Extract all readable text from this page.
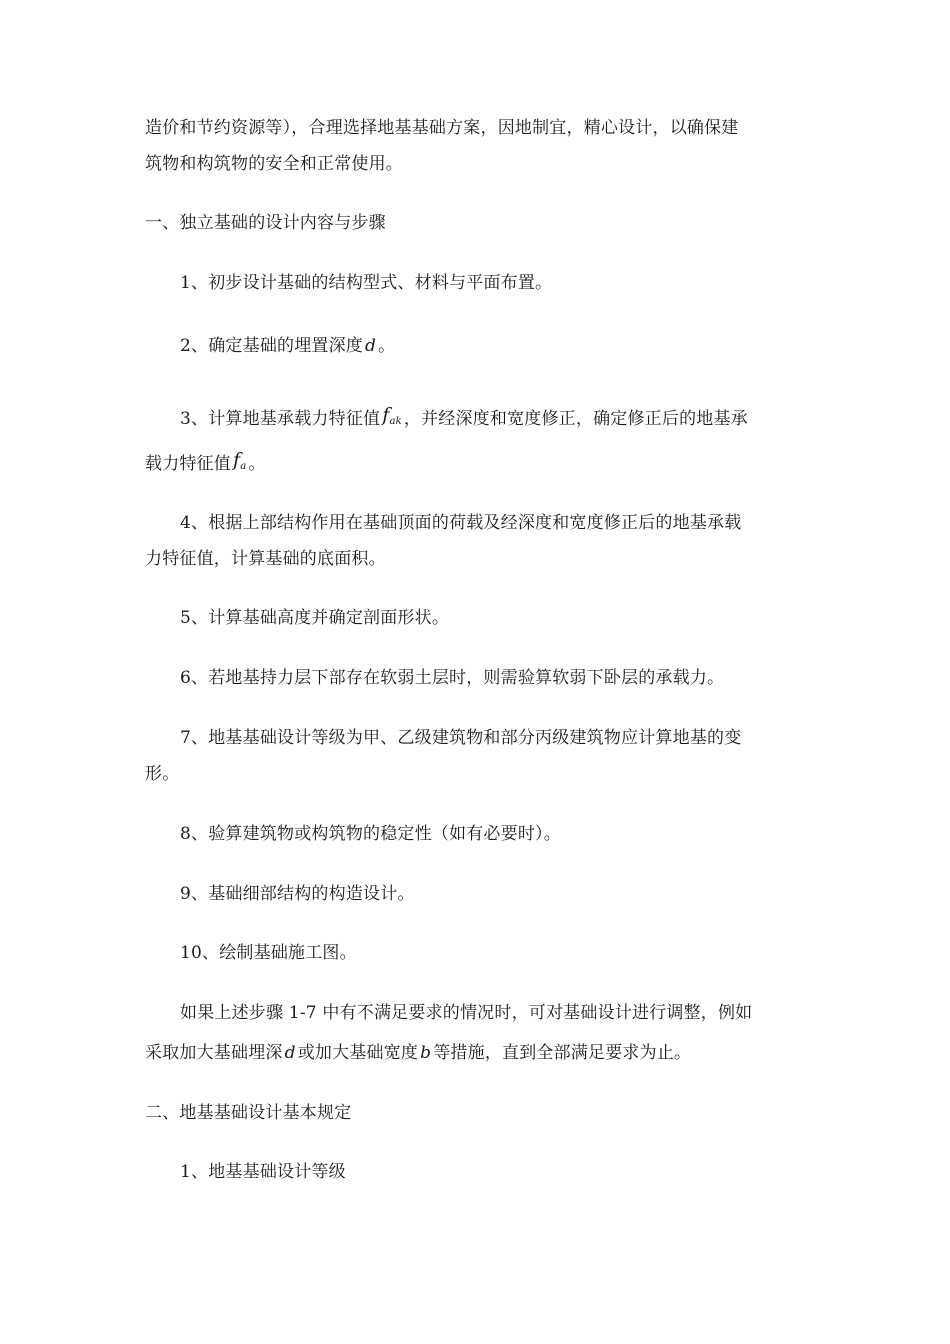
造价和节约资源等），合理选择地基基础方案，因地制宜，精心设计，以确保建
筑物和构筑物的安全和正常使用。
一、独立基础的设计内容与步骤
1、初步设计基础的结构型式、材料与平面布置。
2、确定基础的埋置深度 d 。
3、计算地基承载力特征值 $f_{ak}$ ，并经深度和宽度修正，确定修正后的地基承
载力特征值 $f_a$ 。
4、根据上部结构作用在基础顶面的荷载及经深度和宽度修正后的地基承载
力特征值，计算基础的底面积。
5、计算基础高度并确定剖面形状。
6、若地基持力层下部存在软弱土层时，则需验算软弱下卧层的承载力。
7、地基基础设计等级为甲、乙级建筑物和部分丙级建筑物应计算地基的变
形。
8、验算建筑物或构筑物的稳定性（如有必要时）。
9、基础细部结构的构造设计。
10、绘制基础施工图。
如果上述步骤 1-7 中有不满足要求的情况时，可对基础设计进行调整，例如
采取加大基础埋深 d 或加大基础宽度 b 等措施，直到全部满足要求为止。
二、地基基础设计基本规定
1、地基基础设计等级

→ WRITTEN REQUEST: Transcribe each entry precisely as given, leaving the pictures out.

→ SOLVED PROBLEM:
Extract all readable text from this page.
造价和节约资源等），合理选择地基基础方案，因地制宜，精心设计，以确保建
筑物和构筑物的安全和正常使用。
一、独立基础的设计内容与步骤
1、初步设计基础的结构型式、材料与平面布置。
2、确定基础的埋置深度 d 。
3、计算地基承载力特征值 $f_{ak}$ ，并经深度和宽度修正，确定修正后的地基承
载力特征值 $f_a$ 。
4、根据上部结构作用在基础顶面的荷载及经深度和宽度修正后的地基承载
力特征值，计算基础的底面积。
5、计算基础高度并确定剖面形状。
6、若地基持力层下部存在软弱土层时，则需验算软弱下卧层的承载力。
7、地基基础设计等级为甲、乙级建筑物和部分丙级建筑物应计算地基的变
形。
8、验算建筑物或构筑物的稳定性（如有必要时）。
9、基础细部结构的构造设计。
10、绘制基础施工图。
如果上述步骤 1-7 中有不满足要求的情况时，可对基础设计进行调整，例如
采取加大基础埋深 d 或加大基础宽度 b 等措施，直到全部满足要求为止。
二、地基基础设计基本规定
1、地基基础设计等级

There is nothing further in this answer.